[Lines of data]

===============

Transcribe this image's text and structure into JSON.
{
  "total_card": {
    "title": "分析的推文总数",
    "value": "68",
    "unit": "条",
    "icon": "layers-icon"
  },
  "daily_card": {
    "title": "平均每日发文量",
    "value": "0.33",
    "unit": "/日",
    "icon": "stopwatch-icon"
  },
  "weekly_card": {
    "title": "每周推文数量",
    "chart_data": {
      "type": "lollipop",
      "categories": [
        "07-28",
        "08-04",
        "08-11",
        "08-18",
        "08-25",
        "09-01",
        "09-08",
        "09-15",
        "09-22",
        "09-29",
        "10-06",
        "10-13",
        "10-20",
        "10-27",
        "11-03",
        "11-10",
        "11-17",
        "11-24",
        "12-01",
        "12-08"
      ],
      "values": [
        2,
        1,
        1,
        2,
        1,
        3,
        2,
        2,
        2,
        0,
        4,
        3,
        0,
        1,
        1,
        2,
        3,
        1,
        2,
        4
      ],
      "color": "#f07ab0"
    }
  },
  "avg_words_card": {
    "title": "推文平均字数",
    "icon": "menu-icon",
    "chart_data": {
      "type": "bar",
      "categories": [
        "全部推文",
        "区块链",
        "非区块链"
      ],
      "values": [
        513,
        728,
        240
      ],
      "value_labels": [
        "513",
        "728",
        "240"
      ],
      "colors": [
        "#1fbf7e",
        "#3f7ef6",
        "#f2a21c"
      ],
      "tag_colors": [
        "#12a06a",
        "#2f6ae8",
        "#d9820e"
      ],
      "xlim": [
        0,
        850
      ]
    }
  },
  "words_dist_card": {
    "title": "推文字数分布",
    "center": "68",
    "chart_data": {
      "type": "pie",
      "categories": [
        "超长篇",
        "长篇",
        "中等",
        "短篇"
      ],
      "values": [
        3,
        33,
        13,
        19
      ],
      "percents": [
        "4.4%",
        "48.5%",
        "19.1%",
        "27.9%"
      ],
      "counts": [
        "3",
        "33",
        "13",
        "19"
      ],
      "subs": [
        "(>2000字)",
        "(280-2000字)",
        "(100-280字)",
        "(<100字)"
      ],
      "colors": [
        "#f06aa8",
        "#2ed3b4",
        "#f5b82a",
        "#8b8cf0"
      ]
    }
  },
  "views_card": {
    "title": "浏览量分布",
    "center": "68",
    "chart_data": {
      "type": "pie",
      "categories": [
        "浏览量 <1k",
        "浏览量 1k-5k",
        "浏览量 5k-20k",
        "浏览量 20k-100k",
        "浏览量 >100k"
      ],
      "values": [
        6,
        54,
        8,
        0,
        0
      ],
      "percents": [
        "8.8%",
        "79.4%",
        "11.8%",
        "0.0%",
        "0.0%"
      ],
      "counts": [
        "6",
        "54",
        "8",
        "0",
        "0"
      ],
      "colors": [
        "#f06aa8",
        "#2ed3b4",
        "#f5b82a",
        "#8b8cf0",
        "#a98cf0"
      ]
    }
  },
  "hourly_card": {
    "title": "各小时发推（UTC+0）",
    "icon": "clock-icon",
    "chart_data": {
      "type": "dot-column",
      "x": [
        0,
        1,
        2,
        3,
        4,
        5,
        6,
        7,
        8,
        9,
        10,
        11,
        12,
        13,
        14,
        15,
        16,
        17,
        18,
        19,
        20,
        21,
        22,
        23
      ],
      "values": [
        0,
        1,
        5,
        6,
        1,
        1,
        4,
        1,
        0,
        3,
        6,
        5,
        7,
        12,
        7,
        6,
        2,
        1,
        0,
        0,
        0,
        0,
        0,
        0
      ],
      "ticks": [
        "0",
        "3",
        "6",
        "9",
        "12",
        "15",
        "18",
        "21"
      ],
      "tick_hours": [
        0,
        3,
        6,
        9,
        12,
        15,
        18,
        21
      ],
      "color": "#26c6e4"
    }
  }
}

===============

◆ **EXERCISE REQUIREMENTS**
Only the number is wanted: how many lines in the data include the string "icon"?

◆ **ANSWER TO THIS TASK**
4